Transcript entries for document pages
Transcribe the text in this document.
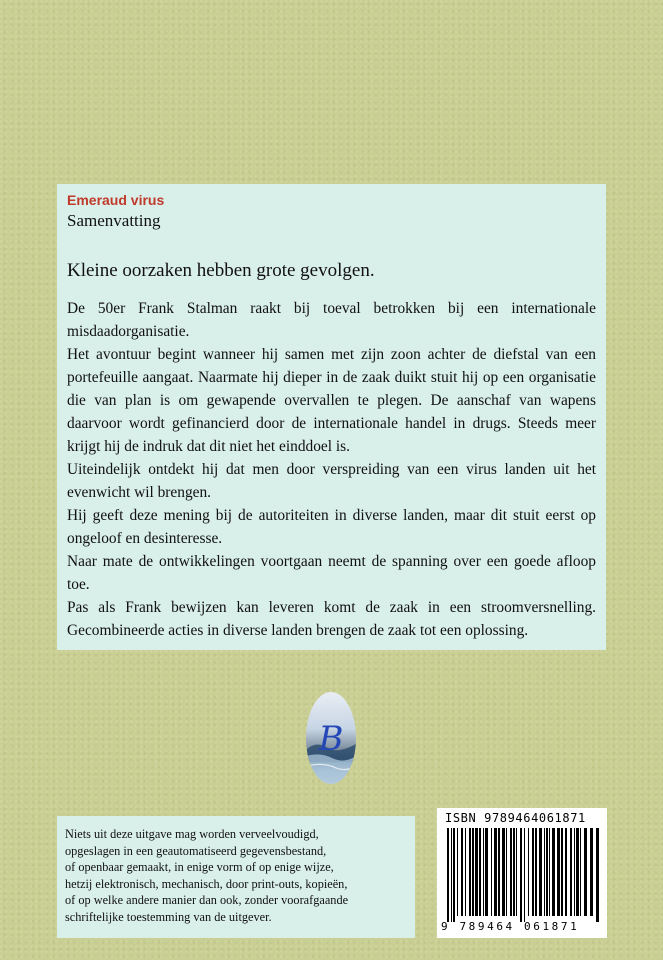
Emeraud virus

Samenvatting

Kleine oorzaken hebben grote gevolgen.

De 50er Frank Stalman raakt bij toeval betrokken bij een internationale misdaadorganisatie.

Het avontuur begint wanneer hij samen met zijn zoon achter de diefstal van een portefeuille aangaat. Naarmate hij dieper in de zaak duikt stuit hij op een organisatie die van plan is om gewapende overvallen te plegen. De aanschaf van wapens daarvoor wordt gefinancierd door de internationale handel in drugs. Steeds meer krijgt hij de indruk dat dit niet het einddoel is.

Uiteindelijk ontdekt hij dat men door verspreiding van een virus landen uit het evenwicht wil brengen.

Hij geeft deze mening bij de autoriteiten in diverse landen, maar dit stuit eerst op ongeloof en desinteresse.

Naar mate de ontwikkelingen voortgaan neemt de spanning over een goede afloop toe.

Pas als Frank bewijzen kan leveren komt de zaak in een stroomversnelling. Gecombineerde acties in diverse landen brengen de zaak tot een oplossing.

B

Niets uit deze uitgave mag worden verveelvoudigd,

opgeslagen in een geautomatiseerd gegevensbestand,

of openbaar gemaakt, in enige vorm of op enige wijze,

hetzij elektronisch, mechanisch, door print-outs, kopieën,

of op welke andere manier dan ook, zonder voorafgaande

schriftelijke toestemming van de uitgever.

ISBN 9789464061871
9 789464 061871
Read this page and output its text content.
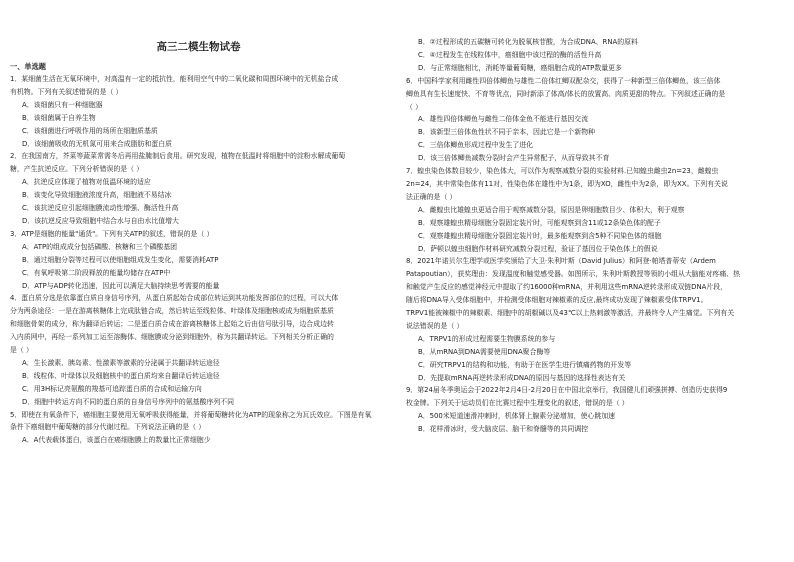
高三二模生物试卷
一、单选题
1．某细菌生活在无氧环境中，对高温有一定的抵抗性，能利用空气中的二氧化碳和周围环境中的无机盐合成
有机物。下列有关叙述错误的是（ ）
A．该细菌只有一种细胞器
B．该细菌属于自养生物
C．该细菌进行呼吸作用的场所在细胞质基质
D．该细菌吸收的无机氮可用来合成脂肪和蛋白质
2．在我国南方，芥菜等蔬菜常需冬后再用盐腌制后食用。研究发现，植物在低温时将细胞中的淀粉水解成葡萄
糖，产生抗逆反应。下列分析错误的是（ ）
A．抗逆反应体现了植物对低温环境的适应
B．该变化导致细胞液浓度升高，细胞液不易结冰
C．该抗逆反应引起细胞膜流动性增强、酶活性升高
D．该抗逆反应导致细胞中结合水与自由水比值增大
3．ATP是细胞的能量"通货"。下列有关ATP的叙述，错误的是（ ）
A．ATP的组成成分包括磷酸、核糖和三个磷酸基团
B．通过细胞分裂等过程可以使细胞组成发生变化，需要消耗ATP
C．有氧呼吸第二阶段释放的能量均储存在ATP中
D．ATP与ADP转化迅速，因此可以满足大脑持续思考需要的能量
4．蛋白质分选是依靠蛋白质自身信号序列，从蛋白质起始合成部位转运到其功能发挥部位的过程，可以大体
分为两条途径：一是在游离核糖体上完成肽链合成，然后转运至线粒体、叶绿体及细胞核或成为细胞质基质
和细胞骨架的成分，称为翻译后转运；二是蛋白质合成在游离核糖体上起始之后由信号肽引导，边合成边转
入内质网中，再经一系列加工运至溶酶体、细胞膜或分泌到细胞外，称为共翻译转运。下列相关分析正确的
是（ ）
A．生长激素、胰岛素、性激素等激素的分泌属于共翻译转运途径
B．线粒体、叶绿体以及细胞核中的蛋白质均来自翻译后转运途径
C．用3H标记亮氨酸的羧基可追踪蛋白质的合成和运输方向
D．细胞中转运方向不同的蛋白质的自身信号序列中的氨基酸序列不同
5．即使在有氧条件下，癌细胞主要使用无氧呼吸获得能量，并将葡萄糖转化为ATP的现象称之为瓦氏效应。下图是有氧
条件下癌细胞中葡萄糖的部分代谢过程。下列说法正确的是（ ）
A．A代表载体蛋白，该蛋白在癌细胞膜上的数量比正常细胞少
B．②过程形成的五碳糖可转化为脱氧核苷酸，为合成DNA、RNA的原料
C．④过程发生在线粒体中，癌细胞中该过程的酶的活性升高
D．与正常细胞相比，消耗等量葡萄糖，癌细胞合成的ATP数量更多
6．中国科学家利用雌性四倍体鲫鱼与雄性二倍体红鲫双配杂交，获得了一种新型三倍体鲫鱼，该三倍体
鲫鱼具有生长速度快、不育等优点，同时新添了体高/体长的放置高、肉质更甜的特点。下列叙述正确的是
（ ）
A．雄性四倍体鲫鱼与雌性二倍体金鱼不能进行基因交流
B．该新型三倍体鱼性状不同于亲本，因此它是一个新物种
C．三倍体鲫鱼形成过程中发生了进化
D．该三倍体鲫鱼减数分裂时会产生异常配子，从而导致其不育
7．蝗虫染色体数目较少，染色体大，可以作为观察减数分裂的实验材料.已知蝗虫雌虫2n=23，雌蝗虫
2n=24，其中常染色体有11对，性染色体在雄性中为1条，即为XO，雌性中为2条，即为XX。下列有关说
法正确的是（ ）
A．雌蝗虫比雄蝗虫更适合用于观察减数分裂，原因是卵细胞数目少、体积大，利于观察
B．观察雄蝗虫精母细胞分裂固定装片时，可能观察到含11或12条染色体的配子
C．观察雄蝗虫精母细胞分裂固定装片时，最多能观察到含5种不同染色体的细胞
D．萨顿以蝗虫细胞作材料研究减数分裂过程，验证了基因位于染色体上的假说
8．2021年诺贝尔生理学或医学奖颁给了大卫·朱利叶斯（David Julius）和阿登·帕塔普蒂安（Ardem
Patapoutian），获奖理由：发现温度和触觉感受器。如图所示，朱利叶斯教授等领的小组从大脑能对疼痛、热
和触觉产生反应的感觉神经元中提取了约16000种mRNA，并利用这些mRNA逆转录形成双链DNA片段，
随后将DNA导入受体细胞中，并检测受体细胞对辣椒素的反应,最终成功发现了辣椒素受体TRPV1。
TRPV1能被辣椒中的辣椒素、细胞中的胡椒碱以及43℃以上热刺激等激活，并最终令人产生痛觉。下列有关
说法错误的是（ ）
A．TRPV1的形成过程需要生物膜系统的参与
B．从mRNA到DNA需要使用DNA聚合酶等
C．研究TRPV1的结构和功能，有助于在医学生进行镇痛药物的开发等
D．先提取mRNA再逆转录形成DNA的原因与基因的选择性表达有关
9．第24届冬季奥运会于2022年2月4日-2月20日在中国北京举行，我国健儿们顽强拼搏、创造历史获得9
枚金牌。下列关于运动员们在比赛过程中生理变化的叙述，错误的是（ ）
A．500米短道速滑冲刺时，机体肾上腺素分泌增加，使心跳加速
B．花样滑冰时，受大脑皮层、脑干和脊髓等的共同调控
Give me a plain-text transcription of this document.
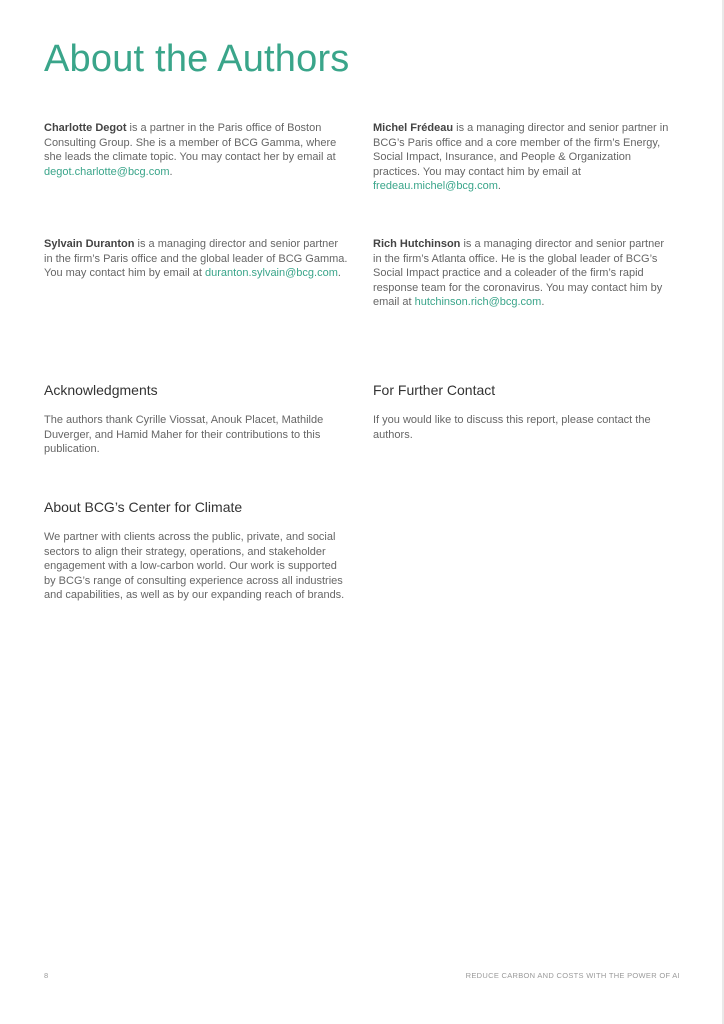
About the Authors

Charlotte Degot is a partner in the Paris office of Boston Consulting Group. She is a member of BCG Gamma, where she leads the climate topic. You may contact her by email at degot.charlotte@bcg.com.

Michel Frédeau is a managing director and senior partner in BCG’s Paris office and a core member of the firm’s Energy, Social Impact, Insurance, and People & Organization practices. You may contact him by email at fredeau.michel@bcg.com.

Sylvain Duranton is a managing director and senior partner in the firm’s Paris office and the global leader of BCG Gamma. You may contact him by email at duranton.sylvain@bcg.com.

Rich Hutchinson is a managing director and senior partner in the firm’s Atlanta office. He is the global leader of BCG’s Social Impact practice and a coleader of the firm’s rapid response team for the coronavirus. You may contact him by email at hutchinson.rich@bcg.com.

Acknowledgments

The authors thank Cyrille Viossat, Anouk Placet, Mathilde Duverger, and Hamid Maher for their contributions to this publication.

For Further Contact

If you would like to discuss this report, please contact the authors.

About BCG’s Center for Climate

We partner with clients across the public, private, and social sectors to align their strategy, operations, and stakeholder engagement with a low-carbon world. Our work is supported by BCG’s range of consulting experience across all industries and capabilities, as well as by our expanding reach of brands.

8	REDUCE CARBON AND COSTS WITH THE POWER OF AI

WHAT THE TASK REQUIRES: When you output the entries, keep each line exactly as it is and leave out any pictures.

THE ANSWER:
Transcribe the text in this document.
Emeraud virus

Samenvatting

Kleine oorzaken hebben grote gevolgen.

De 50er Frank Stalman raakt bij toeval betrokken bij een internationale misdaadorganisatie.

Het avontuur begint wanneer hij samen met zijn zoon achter de diefstal van een portefeuille aangaat. Naarmate hij dieper in de zaak duikt stuit hij op een organisatie die van plan is om gewapende overvallen te plegen. De aanschaf van wapens daarvoor wordt gefinancierd door de internationale handel in drugs. Steeds meer krijgt hij de indruk dat dit niet het einddoel is.

Uiteindelijk ontdekt hij dat men door verspreiding van een virus landen uit het evenwicht wil brengen.

Hij geeft deze mening bij de autoriteiten in diverse landen, maar dit stuit eerst op ongeloof en desinteresse.

Naar mate de ontwikkelingen voortgaan neemt de spanning over een goede afloop toe.

Pas als Frank bewijzen kan leveren komt de zaak in een stroomversnelling. Gecombineerde acties in diverse landen brengen de zaak tot een oplossing.

B

Niets uit deze uitgave mag worden verveelvoudigd,

opgeslagen in een geautomatiseerd gegevensbestand,

of openbaar gemaakt, in enige vorm of op enige wijze,

hetzij elektronisch, mechanisch, door print-outs, kopieën,

of op welke andere manier dan ook, zonder voorafgaande

schriftelijke toestemming van de uitgever.

ISBN 9789464061871
9 789464 061871
Read this page and output its text content.
高三二模生物试卷
一、单选题
1．某细菌生活在无氧环境中，对高温有一定的抵抗性，能利用空气中的二氧化碳和周围环境中的无机盐合成
有机物。下列有关叙述错误的是（ ）
A．该细菌只有一种细胞器
B．该细菌属于自养生物
C．该细菌进行呼吸作用的场所在细胞质基质
D．该细菌吸收的无机氮可用来合成脂肪和蛋白质
2．在我国南方，芥菜等蔬菜常需冬后再用盐腌制后食用。研究发现，植物在低温时将细胞中的淀粉水解成葡萄
糖，产生抗逆反应。下列分析错误的是（ ）
A．抗逆反应体现了植物对低温环境的适应
B．该变化导致细胞液浓度升高，细胞液不易结冰
C．该抗逆反应引起细胞膜流动性增强、酶活性升高
D．该抗逆反应导致细胞中结合水与自由水比值增大
3．ATP是细胞的能量"通货"。下列有关ATP的叙述，错误的是（ ）
A．ATP的组成成分包括磷酸、核糖和三个磷酸基团
B．通过细胞分裂等过程可以使细胞组成发生变化，需要消耗ATP
C．有氧呼吸第二阶段释放的能量均储存在ATP中
D．ATP与ADP转化迅速，因此可以满足大脑持续思考需要的能量
4．蛋白质分选是依靠蛋白质自身信号序列，从蛋白质起始合成部位转运到其功能发挥部位的过程，可以大体
分为两条途径：一是在游离核糖体上完成肽链合成，然后转运至线粒体、叶绿体及细胞核或成为细胞质基质
和细胞骨架的成分，称为翻译后转运；二是蛋白质合成在游离核糖体上起始之后由信号肽引导，边合成边转
入内质网中，再经一系列加工运至溶酶体、细胞膜或分泌到细胞外，称为共翻译转运。下列相关分析正确的
是（ ）
A．生长激素、胰岛素、性激素等激素的分泌属于共翻译转运途径
B．线粒体、叶绿体以及细胞核中的蛋白质均来自翻译后转运途径
C．用3H标记亮氨酸的羧基可追踪蛋白质的合成和运输方向
D．细胞中转运方向不同的蛋白质的自身信号序列中的氨基酸序列不同
5．即使在有氧条件下，癌细胞主要使用无氧呼吸获得能量，并将葡萄糖转化为ATP的现象称之为瓦氏效应。下图是有氧
条件下癌细胞中葡萄糖的部分代谢过程。下列说法正确的是（ ）
A．A代表载体蛋白，该蛋白在癌细胞膜上的数量比正常细胞少
B．②过程形成的五碳糖可转化为脱氧核苷酸，为合成DNA、RNA的原料
C．④过程发生在线粒体中，癌细胞中该过程的酶的活性升高
D．与正常细胞相比，消耗等量葡萄糖，癌细胞合成的ATP数量更多
6．中国科学家利用雌性四倍体鲫鱼与雄性二倍体红鲫双配杂交，获得了一种新型三倍体鲫鱼，该三倍体
鲫鱼具有生长速度快、不育等优点，同时新添了体高/体长的放置高、肉质更甜的特点。下列叙述正确的是
（ ）
A．雄性四倍体鲫鱼与雌性二倍体金鱼不能进行基因交流
B．该新型三倍体鱼性状不同于亲本，因此它是一个新物种
C．三倍体鲫鱼形成过程中发生了进化
D．该三倍体鲫鱼减数分裂时会产生异常配子，从而导致其不育
7．蝗虫染色体数目较少，染色体大，可以作为观察减数分裂的实验材料.已知蝗虫雌虫2n=23，雌蝗虫
2n=24，其中常染色体有11对，性染色体在雄性中为1条，即为XO，雌性中为2条，即为XX。下列有关说
法正确的是（ ）
A．雌蝗虫比雄蝗虫更适合用于观察减数分裂，原因是卵细胞数目少、体积大，利于观察
B．观察雄蝗虫精母细胞分裂固定装片时，可能观察到含11或12条染色体的配子
C．观察雄蝗虫精母细胞分裂固定装片时，最多能观察到含5种不同染色体的细胞
D．萨顿以蝗虫细胞作材料研究减数分裂过程，验证了基因位于染色体上的假说
8．2021年诺贝尔生理学或医学奖颁给了大卫·朱利叶斯（David Julius）和阿登·帕塔普蒂安（Ardem
Patapoutian），获奖理由：发现温度和触觉感受器。如图所示，朱利叶斯教授等领的小组从大脑能对疼痛、热
和触觉产生反应的感觉神经元中提取了约16000种mRNA，并利用这些mRNA逆转录形成双链DNA片段，
随后将DNA导入受体细胞中，并检测受体细胞对辣椒素的反应,最终成功发现了辣椒素受体TRPV1。
TRPV1能被辣椒中的辣椒素、细胞中的胡椒碱以及43℃以上热刺激等激活，并最终令人产生痛觉。下列有关
说法错误的是（ ）
A．TRPV1的形成过程需要生物膜系统的参与
B．从mRNA到DNA需要使用DNA聚合酶等
C．研究TRPV1的结构和功能，有助于在医学生进行镇痛药物的开发等
D．先提取mRNA再逆转录形成DNA的原因与基因的选择性表达有关
9．第24届冬季奥运会于2022年2月4日-2月20日在中国北京举行，我国健儿们顽强拼搏、创造历史获得9
枚金牌。下列关于运动员们在比赛过程中生理变化的叙述，错误的是（ ）
A．500米短道速滑冲刺时，机体肾上腺素分泌增加，使心跳加速
B．花样滑冰时，受大脑皮层、脑干和脊髓等的共同调控
Give me a plain-text transcription of this document.
About the Authors

Charlotte Degot is a partner in the Paris office of Boston Consulting Group. She is a member of BCG Gamma, where she leads the climate topic. You may contact her by email at degot.charlotte@bcg.com.

Michel Frédeau is a managing director and senior partner in BCG’s Paris office and a core member of the firm’s Energy, Social Impact, Insurance, and People & Organization practices. You may contact him by email at fredeau.michel@bcg.com.

Sylvain Duranton is a managing director and senior partner in the firm’s Paris office and the global leader of BCG Gamma. You may contact him by email at duranton.sylvain@bcg.com.

Rich Hutchinson is a managing director and senior partner in the firm’s Atlanta office. He is the global leader of BCG’s Social Impact practice and a coleader of the firm’s rapid response team for the coronavirus. You may contact him by email at hutchinson.rich@bcg.com.

Acknowledgments

The authors thank Cyrille Viossat, Anouk Placet, Mathilde Duverger, and Hamid Maher for their contributions to this publication.

For Further Contact

If you would like to discuss this report, please contact the authors.

About BCG’s Center for Climate

We partner with clients across the public, private, and social sectors to align their strategy, operations, and stakeholder engagement with a low-carbon world. Our work is supported by BCG’s range of consulting experience across all industries and capabilities, as well as by our expanding reach of brands.

8	REDUCE CARBON AND COSTS WITH THE POWER OF AI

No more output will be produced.